In the data, substitute "y-axis-label" for every "y-tick-label" in the part that opens with the line containing "For every button, label, input, icon, or" and closes with the line containing "x-tick-label: 2024/01 [373,427,389,485]". Return only those lines, with everything else unchanged.

» **Material for the task**:
— start —

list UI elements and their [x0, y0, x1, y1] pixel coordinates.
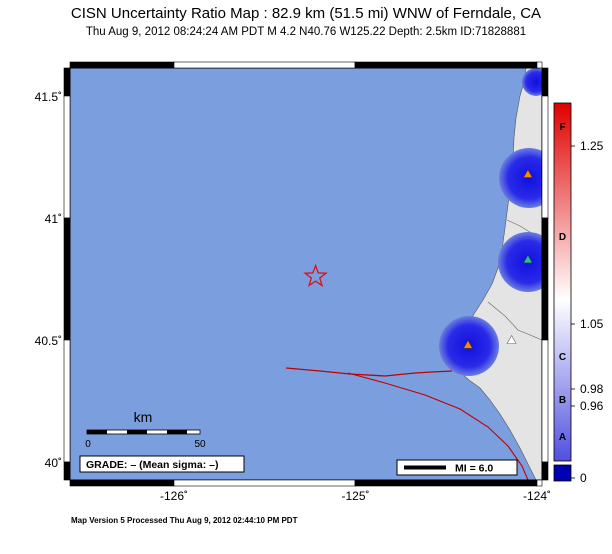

— end —
— start —

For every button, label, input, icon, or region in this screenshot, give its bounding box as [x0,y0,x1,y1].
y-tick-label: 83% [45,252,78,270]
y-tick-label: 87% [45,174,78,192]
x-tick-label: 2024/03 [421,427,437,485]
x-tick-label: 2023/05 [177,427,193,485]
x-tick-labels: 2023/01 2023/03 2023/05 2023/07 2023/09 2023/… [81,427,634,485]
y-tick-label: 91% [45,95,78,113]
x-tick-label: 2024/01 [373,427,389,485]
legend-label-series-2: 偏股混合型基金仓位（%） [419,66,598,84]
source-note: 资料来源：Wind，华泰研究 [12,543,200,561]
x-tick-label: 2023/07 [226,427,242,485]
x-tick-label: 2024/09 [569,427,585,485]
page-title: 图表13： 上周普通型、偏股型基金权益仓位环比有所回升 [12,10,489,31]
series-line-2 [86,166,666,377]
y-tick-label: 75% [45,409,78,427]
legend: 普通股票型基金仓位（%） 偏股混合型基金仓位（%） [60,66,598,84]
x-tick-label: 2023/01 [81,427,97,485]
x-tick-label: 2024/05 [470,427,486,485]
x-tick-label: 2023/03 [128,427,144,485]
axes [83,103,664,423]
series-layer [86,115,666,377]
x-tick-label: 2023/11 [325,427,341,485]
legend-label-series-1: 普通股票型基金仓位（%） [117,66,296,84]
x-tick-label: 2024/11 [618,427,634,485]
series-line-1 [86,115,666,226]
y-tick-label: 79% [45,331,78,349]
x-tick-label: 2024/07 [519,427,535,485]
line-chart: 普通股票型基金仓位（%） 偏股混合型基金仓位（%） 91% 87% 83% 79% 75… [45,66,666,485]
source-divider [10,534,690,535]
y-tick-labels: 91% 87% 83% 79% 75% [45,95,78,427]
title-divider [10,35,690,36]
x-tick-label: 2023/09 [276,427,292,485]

— end —

» **Task answer**:
For every button, label, input, icon, or region in this screenshot, give its bounding box as [x0,y0,x1,y1].
y-axis-label: 83% [45,252,78,270]
y-axis-label: 87% [45,174,78,192]
x-tick-label: 2024/03 [421,427,437,485]
x-tick-label: 2023/05 [177,427,193,485]
x-tick-labels: 2023/01 2023/03 2023/05 2023/07 2023/09 2023/… [81,427,634,485]
y-axis-label: 91% [45,95,78,113]
x-tick-label: 2024/01 [373,427,389,485]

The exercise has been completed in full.